=== DATA LISTING ===

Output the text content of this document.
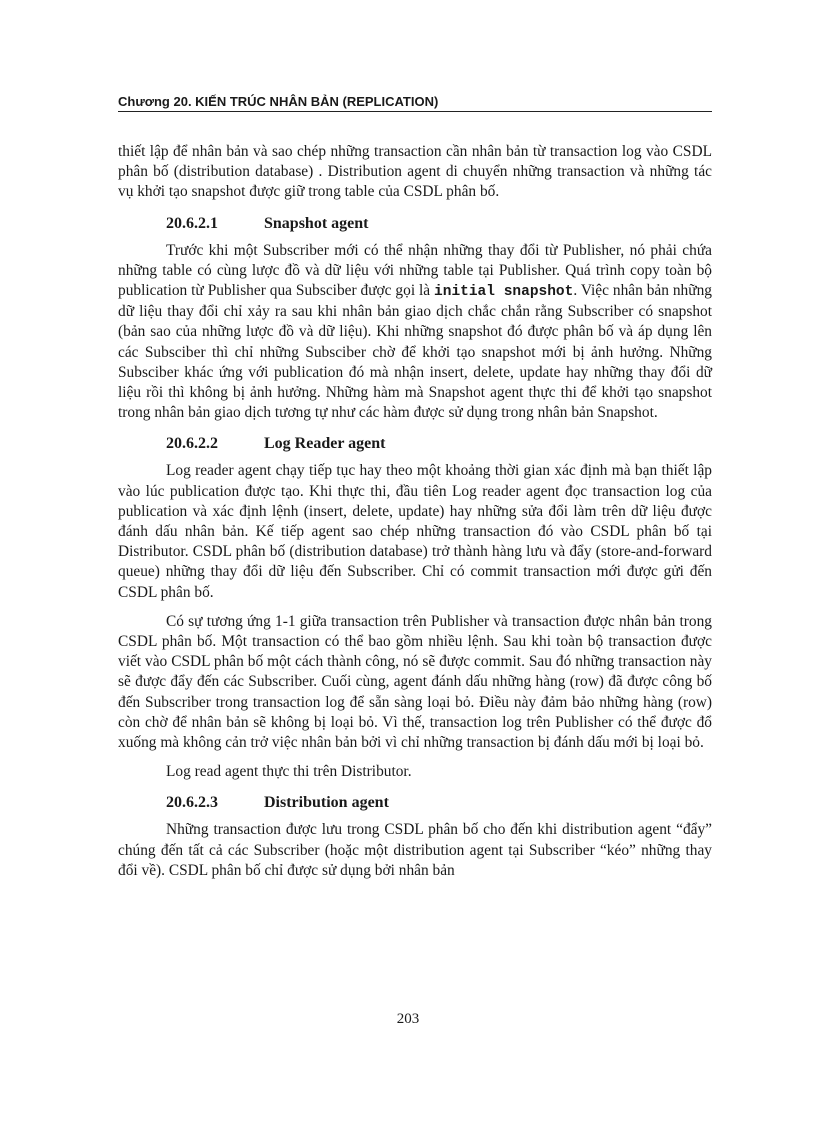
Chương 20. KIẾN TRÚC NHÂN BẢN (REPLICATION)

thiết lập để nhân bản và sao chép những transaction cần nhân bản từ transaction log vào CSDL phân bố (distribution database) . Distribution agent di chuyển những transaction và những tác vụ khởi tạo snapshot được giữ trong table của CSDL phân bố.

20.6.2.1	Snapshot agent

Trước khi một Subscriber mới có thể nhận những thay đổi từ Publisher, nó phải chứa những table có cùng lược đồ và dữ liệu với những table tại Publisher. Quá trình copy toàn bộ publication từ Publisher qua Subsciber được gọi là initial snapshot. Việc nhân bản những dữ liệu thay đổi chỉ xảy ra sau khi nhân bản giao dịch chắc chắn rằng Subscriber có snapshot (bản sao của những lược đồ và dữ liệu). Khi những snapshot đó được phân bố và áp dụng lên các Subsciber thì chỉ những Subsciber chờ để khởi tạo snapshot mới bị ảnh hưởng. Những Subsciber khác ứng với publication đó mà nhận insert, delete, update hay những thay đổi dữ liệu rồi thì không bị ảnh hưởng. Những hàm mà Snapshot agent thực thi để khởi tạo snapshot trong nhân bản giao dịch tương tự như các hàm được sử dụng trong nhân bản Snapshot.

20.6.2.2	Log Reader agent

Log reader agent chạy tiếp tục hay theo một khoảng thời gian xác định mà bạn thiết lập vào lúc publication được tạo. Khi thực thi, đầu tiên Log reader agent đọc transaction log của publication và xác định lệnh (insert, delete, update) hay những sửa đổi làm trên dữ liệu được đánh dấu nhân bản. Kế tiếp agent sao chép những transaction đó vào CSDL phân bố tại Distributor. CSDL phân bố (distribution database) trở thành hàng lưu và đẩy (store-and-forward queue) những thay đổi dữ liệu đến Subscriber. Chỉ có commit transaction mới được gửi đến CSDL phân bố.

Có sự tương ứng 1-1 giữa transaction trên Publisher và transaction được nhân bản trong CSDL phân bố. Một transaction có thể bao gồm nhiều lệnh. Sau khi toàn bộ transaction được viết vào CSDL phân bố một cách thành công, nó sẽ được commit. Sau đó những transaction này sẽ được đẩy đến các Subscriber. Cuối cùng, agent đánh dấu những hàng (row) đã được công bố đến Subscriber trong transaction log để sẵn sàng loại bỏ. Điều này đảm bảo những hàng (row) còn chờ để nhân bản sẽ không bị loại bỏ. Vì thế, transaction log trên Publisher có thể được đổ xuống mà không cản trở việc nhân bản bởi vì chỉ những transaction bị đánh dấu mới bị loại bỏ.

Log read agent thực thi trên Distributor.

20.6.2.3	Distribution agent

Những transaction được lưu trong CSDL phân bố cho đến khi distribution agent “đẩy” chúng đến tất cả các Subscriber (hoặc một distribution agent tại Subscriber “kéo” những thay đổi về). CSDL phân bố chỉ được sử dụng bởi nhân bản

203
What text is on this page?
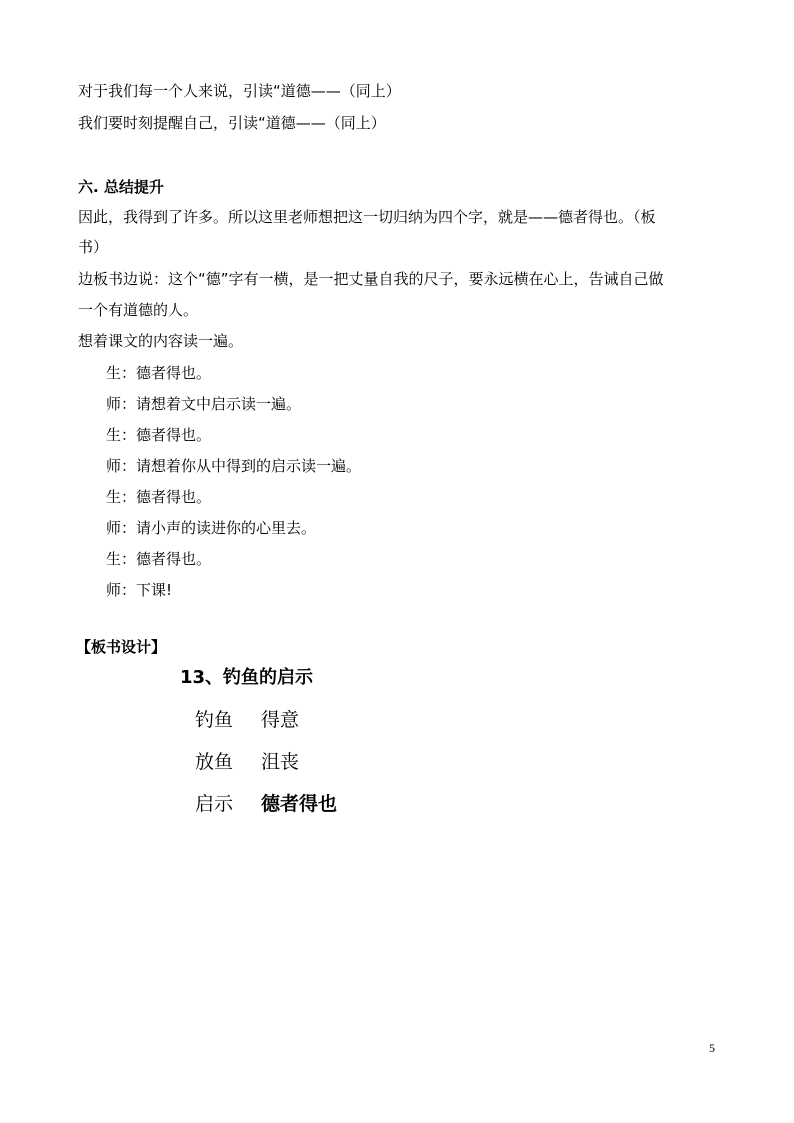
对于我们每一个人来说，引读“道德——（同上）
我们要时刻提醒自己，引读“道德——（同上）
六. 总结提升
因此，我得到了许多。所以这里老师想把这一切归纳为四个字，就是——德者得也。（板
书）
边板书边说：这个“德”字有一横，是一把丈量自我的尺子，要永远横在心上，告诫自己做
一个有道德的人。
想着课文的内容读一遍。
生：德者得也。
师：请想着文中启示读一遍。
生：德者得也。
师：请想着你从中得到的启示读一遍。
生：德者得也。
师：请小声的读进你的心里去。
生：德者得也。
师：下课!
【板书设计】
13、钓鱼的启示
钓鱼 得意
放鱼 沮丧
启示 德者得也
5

===

_STATED GOAL_: Reproduce the material above in full, exactly, with no images.

_OUTPUT BELOW_:
Output the text content of this document.
Chương 20. KIẾN TRÚC NHÂN BẢN (REPLICATION)

thiết lập để nhân bản và sao chép những transaction cần nhân bản từ transaction log vào CSDL phân bố (distribution database) . Distribution agent di chuyển những transaction và những tác vụ khởi tạo snapshot được giữ trong table của CSDL phân bố.

20.6.2.1	Snapshot agent

Trước khi một Subscriber mới có thể nhận những thay đổi từ Publisher, nó phải chứa những table có cùng lược đồ và dữ liệu với những table tại Publisher. Quá trình copy toàn bộ publication từ Publisher qua Subsciber được gọi là initial snapshot. Việc nhân bản những dữ liệu thay đổi chỉ xảy ra sau khi nhân bản giao dịch chắc chắn rằng Subscriber có snapshot (bản sao của những lược đồ và dữ liệu). Khi những snapshot đó được phân bố và áp dụng lên các Subsciber thì chỉ những Subsciber chờ để khởi tạo snapshot mới bị ảnh hưởng. Những Subsciber khác ứng với publication đó mà nhận insert, delete, update hay những thay đổi dữ liệu rồi thì không bị ảnh hưởng. Những hàm mà Snapshot agent thực thi để khởi tạo snapshot trong nhân bản giao dịch tương tự như các hàm được sử dụng trong nhân bản Snapshot.

20.6.2.2	Log Reader agent

Log reader agent chạy tiếp tục hay theo một khoảng thời gian xác định mà bạn thiết lập vào lúc publication được tạo. Khi thực thi, đầu tiên Log reader agent đọc transaction log của publication và xác định lệnh (insert, delete, update) hay những sửa đổi làm trên dữ liệu được đánh dấu nhân bản. Kế tiếp agent sao chép những transaction đó vào CSDL phân bố tại Distributor. CSDL phân bố (distribution database) trở thành hàng lưu và đẩy (store-and-forward queue) những thay đổi dữ liệu đến Subscriber. Chỉ có commit transaction mới được gửi đến CSDL phân bố.

Có sự tương ứng 1-1 giữa transaction trên Publisher và transaction được nhân bản trong CSDL phân bố. Một transaction có thể bao gồm nhiều lệnh. Sau khi toàn bộ transaction được viết vào CSDL phân bố một cách thành công, nó sẽ được commit. Sau đó những transaction này sẽ được đẩy đến các Subscriber. Cuối cùng, agent đánh dấu những hàng (row) đã được công bố đến Subscriber trong transaction log để sẵn sàng loại bỏ. Điều này đảm bảo những hàng (row) còn chờ để nhân bản sẽ không bị loại bỏ. Vì thế, transaction log trên Publisher có thể được đổ xuống mà không cản trở việc nhân bản bởi vì chỉ những transaction bị đánh dấu mới bị loại bỏ.

Log read agent thực thi trên Distributor.

20.6.2.3	Distribution agent

Những transaction được lưu trong CSDL phân bố cho đến khi distribution agent “đẩy” chúng đến tất cả các Subscriber (hoặc một distribution agent tại Subscriber “kéo” những thay đổi về). CSDL phân bố chỉ được sử dụng bởi nhân bản

203
What text is on this page?
对于我们每一个人来说，引读“道德——（同上）
我们要时刻提醒自己，引读“道德——（同上）
六. 总结提升
因此，我得到了许多。所以这里老师想把这一切归纳为四个字，就是——德者得也。（板
书）
边板书边说：这个“德”字有一横，是一把丈量自我的尺子，要永远横在心上，告诫自己做
一个有道德的人。
想着课文的内容读一遍。
生：德者得也。
师：请想着文中启示读一遍。
生：德者得也。
师：请想着你从中得到的启示读一遍。
生：德者得也。
师：请小声的读进你的心里去。
生：德者得也。
师：下课!
【板书设计】
13、钓鱼的启示
钓鱼 得意
放鱼 沮丧
启示 德者得也
5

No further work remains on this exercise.